Records from a collection of figures
****************

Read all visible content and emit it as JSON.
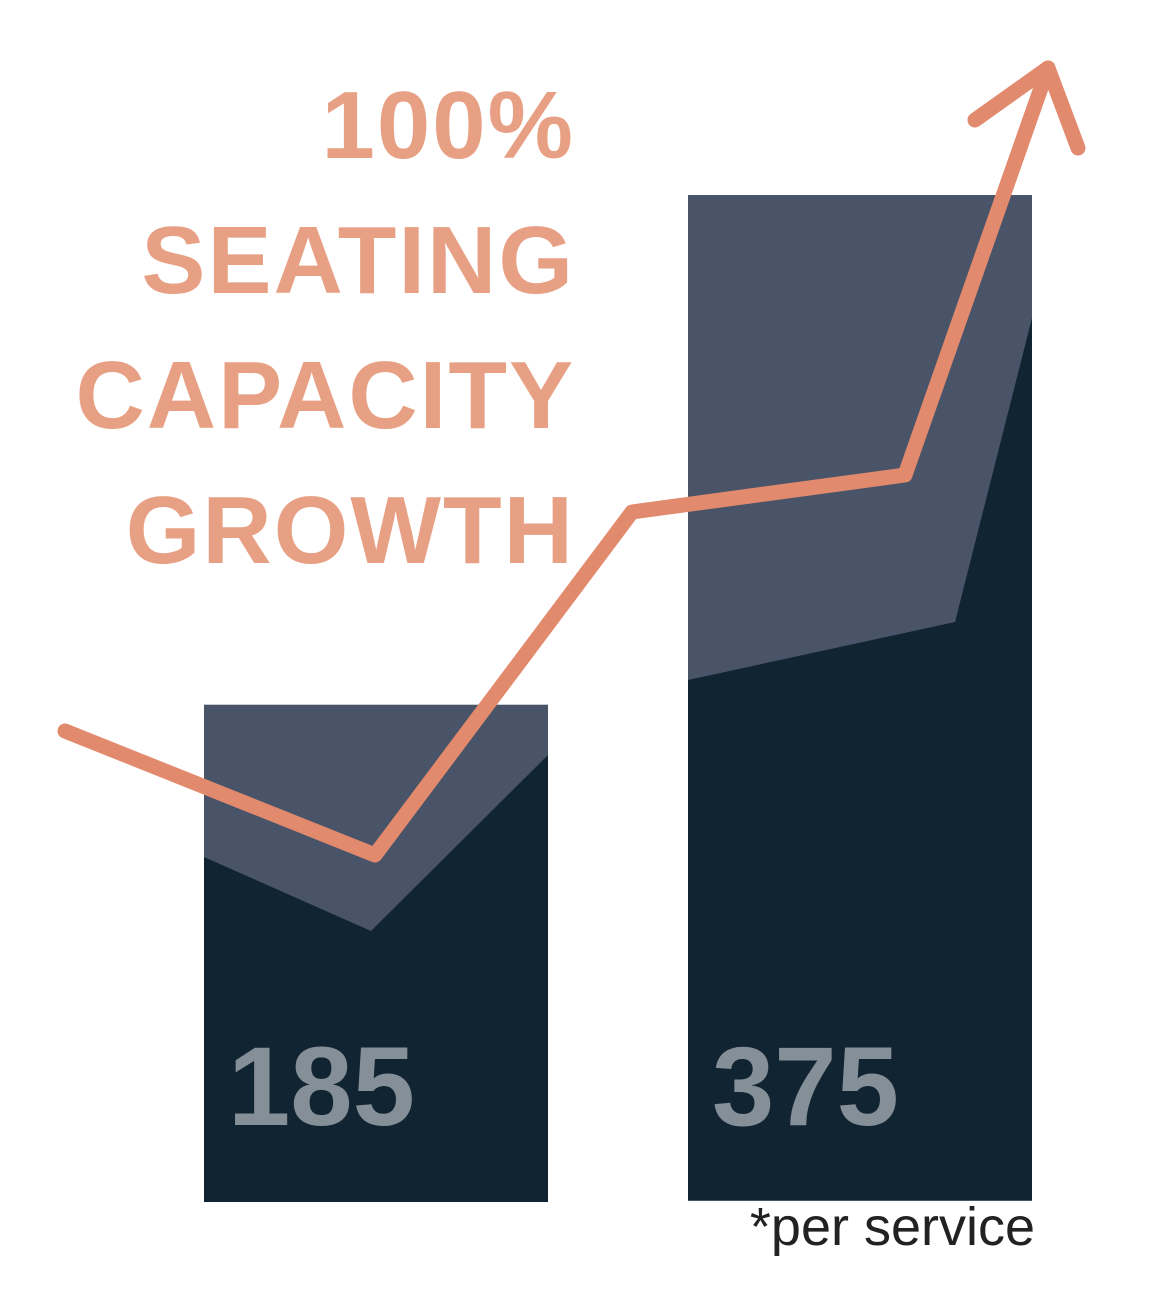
{
  "chart_data": {
    "type": "bar",
    "title": "100% SEATING CAPACITY GROWTH",
    "values": [
      185,
      375
    ],
    "color": "#4a5468",
    "note": "*per service"
  }
}
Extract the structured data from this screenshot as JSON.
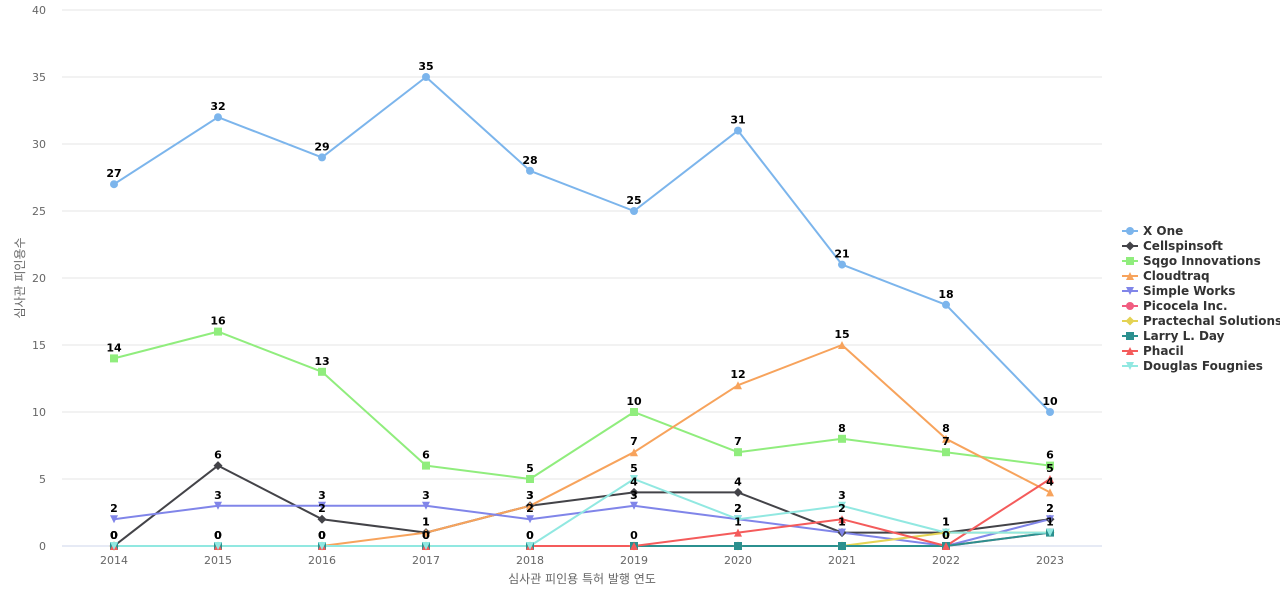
{
  "chart_data": {
    "type": "line",
    "title": "",
    "xlabel": "심사관 피인용 특허 발행 연도",
    "ylabel": "심사관 피인용수",
    "categories": [
      "2014",
      "2015",
      "2016",
      "2017",
      "2018",
      "2019",
      "2020",
      "2021",
      "2022",
      "2023"
    ],
    "ylim": [
      0,
      40
    ],
    "yticks": [
      0,
      5,
      10,
      15,
      20,
      25,
      30,
      35,
      40
    ],
    "grid": true,
    "legend_position": "right",
    "series": [
      {
        "name": "X One",
        "color": "#7cb5ec",
        "marker": "circle",
        "values": [
          27,
          32,
          29,
          35,
          28,
          25,
          31,
          21,
          18,
          10
        ],
        "labels": true
      },
      {
        "name": "Cellspinsoft",
        "color": "#434348",
        "marker": "diamond",
        "values": [
          0,
          6,
          2,
          1,
          3,
          4,
          4,
          1,
          1,
          2
        ],
        "labels": true
      },
      {
        "name": "Sqgo Innovations",
        "color": "#90ed7d",
        "marker": "square",
        "values": [
          14,
          16,
          13,
          6,
          5,
          10,
          7,
          8,
          7,
          6
        ],
        "labels": true
      },
      {
        "name": "Cloudtraq",
        "color": "#f7a35c",
        "marker": "triangle",
        "values": [
          0,
          0,
          0,
          1,
          3,
          7,
          12,
          15,
          8,
          4
        ],
        "labels": true
      },
      {
        "name": "Simple Works",
        "color": "#8085e9",
        "marker": "triangle-down",
        "values": [
          2,
          3,
          3,
          3,
          2,
          3,
          2,
          1,
          0,
          2
        ],
        "labels": true
      },
      {
        "name": "Picocela Inc.",
        "color": "#f15c80",
        "marker": "circle",
        "values": [
          0,
          0,
          0,
          0,
          0,
          0,
          0,
          0,
          0,
          1
        ],
        "labels": false
      },
      {
        "name": "Practechal Solutions",
        "color": "#e4d354",
        "marker": "diamond",
        "values": [
          0,
          0,
          0,
          0,
          0,
          0,
          0,
          0,
          1,
          1
        ],
        "labels": false
      },
      {
        "name": "Larry L. Day",
        "color": "#2b908f",
        "marker": "square",
        "values": [
          0,
          0,
          0,
          0,
          0,
          0,
          0,
          0,
          0,
          1
        ],
        "labels": false
      },
      {
        "name": "Phacil",
        "color": "#f45b5b",
        "marker": "triangle",
        "values": [
          0,
          0,
          0,
          0,
          0,
          0,
          1,
          2,
          0,
          5
        ],
        "labels": true
      },
      {
        "name": "Douglas Fougnies",
        "color": "#91e8e1",
        "marker": "triangle-down",
        "values": [
          0,
          0,
          0,
          0,
          0,
          5,
          2,
          3,
          1,
          1
        ],
        "labels": true
      }
    ]
  }
}
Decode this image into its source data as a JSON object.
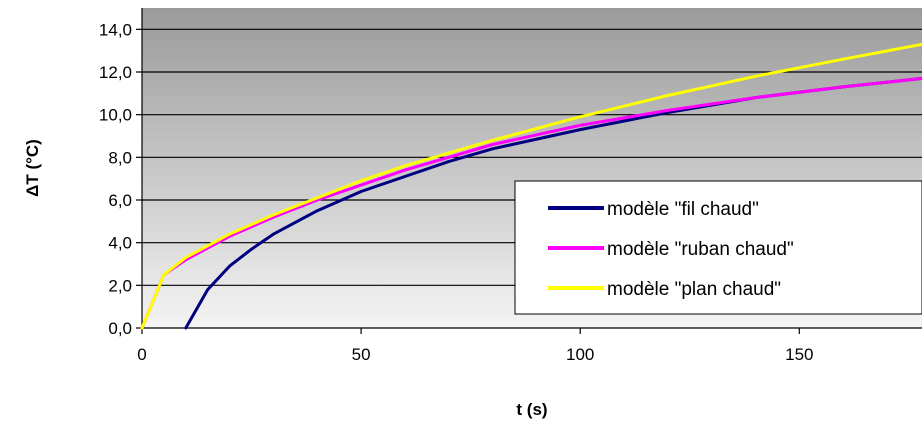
{
  "chart_data": {
    "type": "line",
    "title": "",
    "xlabel": "t (s)",
    "ylabel": "ΔT (°C)",
    "xlim": [
      0,
      178
    ],
    "ylim": [
      0,
      15
    ],
    "x_ticks": [
      {
        "value": 0,
        "label": "0"
      },
      {
        "value": 50,
        "label": "50"
      },
      {
        "value": 100,
        "label": "100"
      },
      {
        "value": 150,
        "label": "150"
      }
    ],
    "y_ticks": [
      {
        "value": 0,
        "label": "0,0"
      },
      {
        "value": 2,
        "label": "2,0"
      },
      {
        "value": 4,
        "label": "4,0"
      },
      {
        "value": 6,
        "label": "6,0"
      },
      {
        "value": 8,
        "label": "8,0"
      },
      {
        "value": 10,
        "label": "10,0"
      },
      {
        "value": 12,
        "label": "12,0"
      },
      {
        "value": 14,
        "label": "14,0"
      }
    ],
    "grid": "horizontal",
    "legend_position": "bottom-right",
    "series": [
      {
        "name": "modèle \"fil chaud\"",
        "color": "#000080",
        "x": [
          10,
          15,
          20,
          25,
          30,
          40,
          50,
          60,
          70,
          80,
          100,
          120,
          140,
          160,
          178
        ],
        "y": [
          0,
          1.8,
          2.9,
          3.7,
          4.4,
          5.5,
          6.4,
          7.1,
          7.8,
          8.4,
          9.3,
          10.1,
          10.8,
          11.3,
          11.7
        ]
      },
      {
        "name": "modèle \"ruban chaud\"",
        "color": "#ff00ff",
        "x": [
          0,
          5,
          10,
          20,
          30,
          40,
          50,
          60,
          70,
          80,
          100,
          120,
          140,
          160,
          178
        ],
        "y": [
          0,
          2.5,
          3.2,
          4.3,
          5.2,
          6.0,
          6.7,
          7.4,
          8.0,
          8.6,
          9.5,
          10.2,
          10.8,
          11.3,
          11.7
        ]
      },
      {
        "name": "modèle \"plan chaud\"",
        "color": "#ffff00",
        "x": [
          0,
          5,
          10,
          20,
          30,
          40,
          50,
          60,
          70,
          80,
          100,
          120,
          140,
          160,
          178
        ],
        "y": [
          0,
          2.5,
          3.3,
          4.4,
          5.3,
          6.1,
          6.9,
          7.6,
          8.2,
          8.8,
          9.9,
          10.9,
          11.8,
          12.6,
          13.3
        ]
      }
    ]
  }
}
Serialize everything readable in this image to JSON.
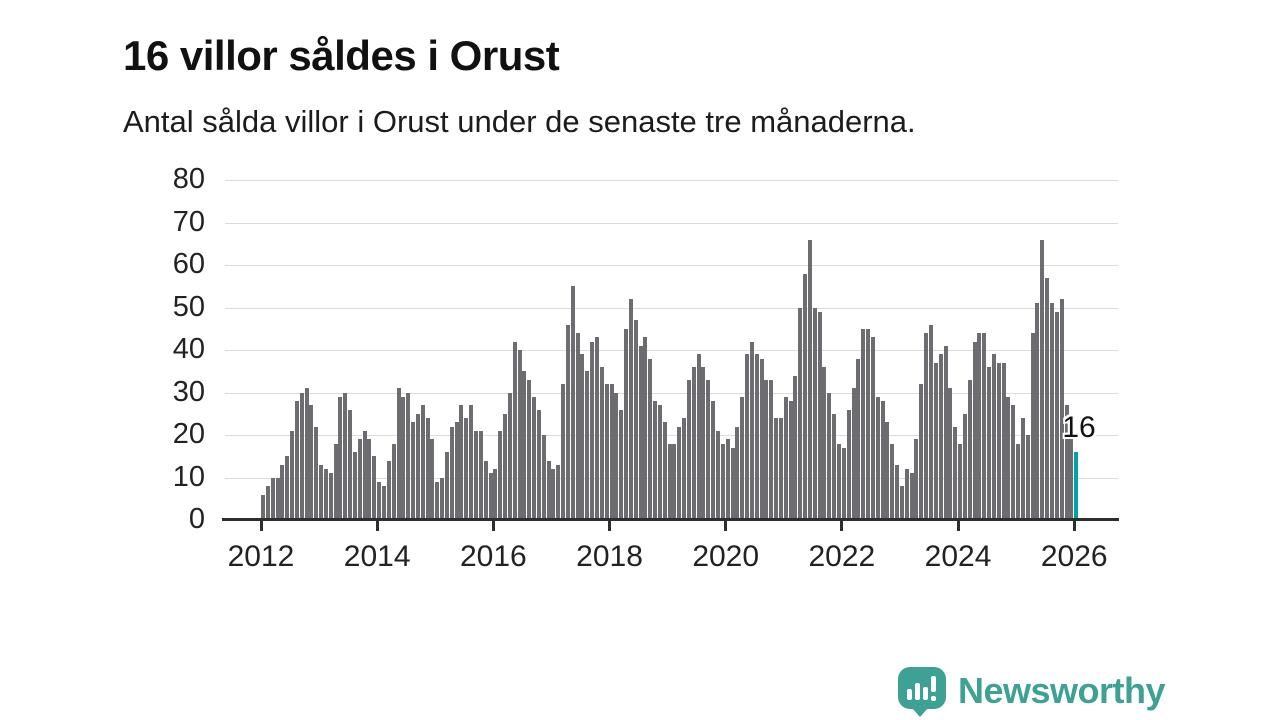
{
  "title": "16 villor såldes i Orust",
  "subtitle": "Antal sålda villor i Orust under de senaste tre månaderna.",
  "annotation_label": "16",
  "branding": {
    "name": "Newsworthy",
    "icon": "speech-bubble-bar-chart-icon",
    "color": "#3da193"
  },
  "colors": {
    "bar": "#6c6c71",
    "highlight_bar": "#00a3a4",
    "gridline": "#dbdbdb",
    "axis": "#2e2e2e",
    "text": "#111111"
  },
  "chart_data": {
    "type": "bar",
    "title": "16 villor såldes i Orust",
    "subtitle": "Antal sålda villor i Orust under de senaste tre månaderna.",
    "unit": "sålda villor (rullande 3 månader)",
    "frequency": "monthly",
    "start_month": "2012-01",
    "end_month": "2026-01",
    "ylim": [
      0,
      80
    ],
    "y_ticks": [
      0,
      10,
      20,
      30,
      40,
      50,
      60,
      70,
      80
    ],
    "x_tick_labels": [
      "2012",
      "2014",
      "2016",
      "2018",
      "2020",
      "2022",
      "2024",
      "2026"
    ],
    "grid": "horizontal",
    "legend": "none",
    "highlight_last_bar": true,
    "last_value_label": "16",
    "values": [
      6,
      8,
      10,
      10,
      13,
      15,
      21,
      28,
      30,
      31,
      27,
      22,
      13,
      12,
      11,
      18,
      29,
      30,
      26,
      16,
      19,
      21,
      19,
      15,
      9,
      8,
      14,
      18,
      31,
      29,
      30,
      23,
      25,
      27,
      24,
      19,
      9,
      10,
      16,
      22,
      23,
      27,
      24,
      27,
      21,
      21,
      14,
      11,
      12,
      21,
      25,
      30,
      42,
      40,
      35,
      33,
      29,
      26,
      20,
      14,
      12,
      13,
      32,
      46,
      55,
      44,
      39,
      35,
      42,
      43,
      36,
      32,
      32,
      30,
      26,
      45,
      52,
      47,
      41,
      43,
      38,
      28,
      27,
      23,
      18,
      18,
      22,
      24,
      33,
      36,
      39,
      36,
      33,
      28,
      21,
      18,
      19,
      17,
      22,
      29,
      39,
      42,
      39,
      38,
      33,
      33,
      24,
      24,
      29,
      28,
      34,
      50,
      58,
      66,
      50,
      49,
      36,
      30,
      25,
      18,
      17,
      26,
      31,
      38,
      45,
      45,
      43,
      29,
      28,
      23,
      18,
      13,
      8,
      12,
      11,
      19,
      32,
      44,
      46,
      37,
      39,
      41,
      31,
      22,
      18,
      25,
      33,
      42,
      44,
      44,
      36,
      39,
      37,
      37,
      29,
      27,
      18,
      24,
      20,
      44,
      51,
      66,
      57,
      51,
      49,
      52,
      27,
      22,
      16
    ]
  }
}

****************

> **Problem requirements**
Report how many lines above hold the string "chaud", giving nothing but the number.

> **Response to the exercise**
3